YOUR INSTRUCTIONS
From the commit diff below, return the passage from "Functions for evaluating" up to and including "(dataset-set-class *dataset* 4)", copied character for character.

EXTRACT
Documentation and comments for filter.clj. Not finished yet.

2010-03-08 09:20:37 +01:00 · 2010-03-08 09:20:37 +01:00 · ecd2e3579f
commit ecd2e3579f
parent 1e8d1d24ec
3 changed files with 192 additions and 63 deletions
--- a/src/clj_ml/classifiers.clj
+++ b/src/clj_ml/classifiers.clj
@ -11,7 +11,55 @@
   versions so they can be built without having all the dataset instances in memory.

   Functions for evaluating the classifiers built using cross validation or a training
-   set are also provided"
+   set are also provided.
+
+   A sample use of the API for classifiers is shown below:
+
+    (use 'clj-ml.classifiers)
+
+    ; Building a classifier using a  C4.5 decission tree
+    (def *classifier* (make-classifier :decission-tree :c45))
+
+    ; We set the class attribute for the loaded dataset.
+    ; *dataset* is supposed to contain a set of instances.
+    (dataset-set-class *dataset* 4)
+
+    ; Training the classifier
+    (classifier-train *classifier* *ds*)

RAW DATA

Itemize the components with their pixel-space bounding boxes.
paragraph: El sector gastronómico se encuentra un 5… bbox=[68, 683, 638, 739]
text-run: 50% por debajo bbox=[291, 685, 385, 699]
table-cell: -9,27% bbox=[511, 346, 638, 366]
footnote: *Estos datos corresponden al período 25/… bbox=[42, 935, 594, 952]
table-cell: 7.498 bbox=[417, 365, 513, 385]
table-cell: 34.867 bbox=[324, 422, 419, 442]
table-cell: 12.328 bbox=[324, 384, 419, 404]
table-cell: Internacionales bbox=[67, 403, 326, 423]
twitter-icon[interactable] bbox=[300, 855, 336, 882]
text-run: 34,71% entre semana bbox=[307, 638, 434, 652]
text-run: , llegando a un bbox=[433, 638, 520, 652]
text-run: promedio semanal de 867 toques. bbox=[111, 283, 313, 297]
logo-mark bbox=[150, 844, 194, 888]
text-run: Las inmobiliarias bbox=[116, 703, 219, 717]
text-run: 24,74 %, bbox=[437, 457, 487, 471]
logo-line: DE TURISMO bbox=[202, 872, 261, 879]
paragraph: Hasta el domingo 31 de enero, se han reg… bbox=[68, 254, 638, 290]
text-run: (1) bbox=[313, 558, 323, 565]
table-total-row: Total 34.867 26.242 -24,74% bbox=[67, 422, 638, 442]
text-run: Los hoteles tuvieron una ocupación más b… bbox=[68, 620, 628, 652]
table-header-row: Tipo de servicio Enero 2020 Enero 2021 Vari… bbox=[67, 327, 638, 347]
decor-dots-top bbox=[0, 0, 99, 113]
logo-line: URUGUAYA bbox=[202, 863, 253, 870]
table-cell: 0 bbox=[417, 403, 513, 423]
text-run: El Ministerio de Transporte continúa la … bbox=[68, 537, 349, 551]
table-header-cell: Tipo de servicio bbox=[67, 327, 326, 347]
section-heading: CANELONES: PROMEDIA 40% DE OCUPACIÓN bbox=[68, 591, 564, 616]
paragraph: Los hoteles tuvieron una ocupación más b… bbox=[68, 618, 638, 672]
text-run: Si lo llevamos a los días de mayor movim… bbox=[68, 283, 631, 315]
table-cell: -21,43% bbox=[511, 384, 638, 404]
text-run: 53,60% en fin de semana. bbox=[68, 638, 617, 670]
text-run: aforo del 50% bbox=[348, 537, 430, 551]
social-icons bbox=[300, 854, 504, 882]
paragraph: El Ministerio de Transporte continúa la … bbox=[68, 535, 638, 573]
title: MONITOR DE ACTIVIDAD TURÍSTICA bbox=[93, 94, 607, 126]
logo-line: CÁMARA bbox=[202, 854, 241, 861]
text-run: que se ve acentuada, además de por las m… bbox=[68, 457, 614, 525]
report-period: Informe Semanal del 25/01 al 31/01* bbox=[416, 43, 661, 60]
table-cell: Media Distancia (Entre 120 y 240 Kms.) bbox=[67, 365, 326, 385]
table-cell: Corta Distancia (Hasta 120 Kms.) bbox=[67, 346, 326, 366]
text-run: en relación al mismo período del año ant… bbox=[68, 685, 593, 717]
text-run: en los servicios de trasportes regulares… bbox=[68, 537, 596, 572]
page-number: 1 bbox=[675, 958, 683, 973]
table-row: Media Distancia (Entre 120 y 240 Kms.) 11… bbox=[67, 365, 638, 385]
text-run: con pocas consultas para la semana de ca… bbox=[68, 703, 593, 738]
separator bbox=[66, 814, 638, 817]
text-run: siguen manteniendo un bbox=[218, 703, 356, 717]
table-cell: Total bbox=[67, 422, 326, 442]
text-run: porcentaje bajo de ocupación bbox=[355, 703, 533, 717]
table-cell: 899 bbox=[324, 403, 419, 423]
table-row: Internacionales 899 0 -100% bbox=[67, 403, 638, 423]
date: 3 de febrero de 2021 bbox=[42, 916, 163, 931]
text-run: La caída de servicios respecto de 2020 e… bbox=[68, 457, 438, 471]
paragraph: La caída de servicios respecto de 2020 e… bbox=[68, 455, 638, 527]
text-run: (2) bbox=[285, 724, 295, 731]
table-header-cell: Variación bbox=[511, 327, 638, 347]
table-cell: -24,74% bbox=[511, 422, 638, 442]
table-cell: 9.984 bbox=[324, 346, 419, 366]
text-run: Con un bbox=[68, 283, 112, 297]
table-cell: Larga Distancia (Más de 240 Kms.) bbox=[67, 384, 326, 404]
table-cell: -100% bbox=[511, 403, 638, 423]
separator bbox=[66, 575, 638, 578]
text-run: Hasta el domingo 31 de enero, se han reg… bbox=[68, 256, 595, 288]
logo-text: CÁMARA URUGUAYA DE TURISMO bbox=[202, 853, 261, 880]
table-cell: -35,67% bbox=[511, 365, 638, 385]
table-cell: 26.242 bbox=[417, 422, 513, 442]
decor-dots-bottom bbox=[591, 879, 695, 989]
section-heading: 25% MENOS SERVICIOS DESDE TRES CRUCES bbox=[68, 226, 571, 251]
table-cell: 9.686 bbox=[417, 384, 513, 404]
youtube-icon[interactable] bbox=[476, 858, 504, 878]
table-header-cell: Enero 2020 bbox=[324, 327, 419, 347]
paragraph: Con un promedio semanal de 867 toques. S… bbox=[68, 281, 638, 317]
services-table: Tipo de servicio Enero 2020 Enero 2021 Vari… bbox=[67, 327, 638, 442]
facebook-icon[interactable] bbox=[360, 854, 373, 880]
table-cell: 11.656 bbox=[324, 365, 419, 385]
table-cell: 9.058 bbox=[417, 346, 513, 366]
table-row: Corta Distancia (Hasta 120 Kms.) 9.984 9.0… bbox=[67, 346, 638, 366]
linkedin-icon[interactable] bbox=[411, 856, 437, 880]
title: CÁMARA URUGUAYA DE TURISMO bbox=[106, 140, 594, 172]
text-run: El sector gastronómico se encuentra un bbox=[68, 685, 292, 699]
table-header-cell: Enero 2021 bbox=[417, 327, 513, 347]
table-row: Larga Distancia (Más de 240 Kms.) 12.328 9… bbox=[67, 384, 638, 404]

SOLUTION BELOW
Functions for evaluating the classifiers built using cross validation or a training
-   set are also provided"
+   set are also provided.
+
+   A sample use of the API for classifiers is shown below:
+
+    (use 'clj-ml.classifiers)
+
+    ; Building a classifier using a  C4.5 decission tree
+    (def *classifier* (make-classifier :decission-tree :c45))
+
+    ; We set the class attribute for the loaded dataset.
+    ; *dataset* is supposed to contain a set of instances.
+    (dataset-set-class *dataset* 4)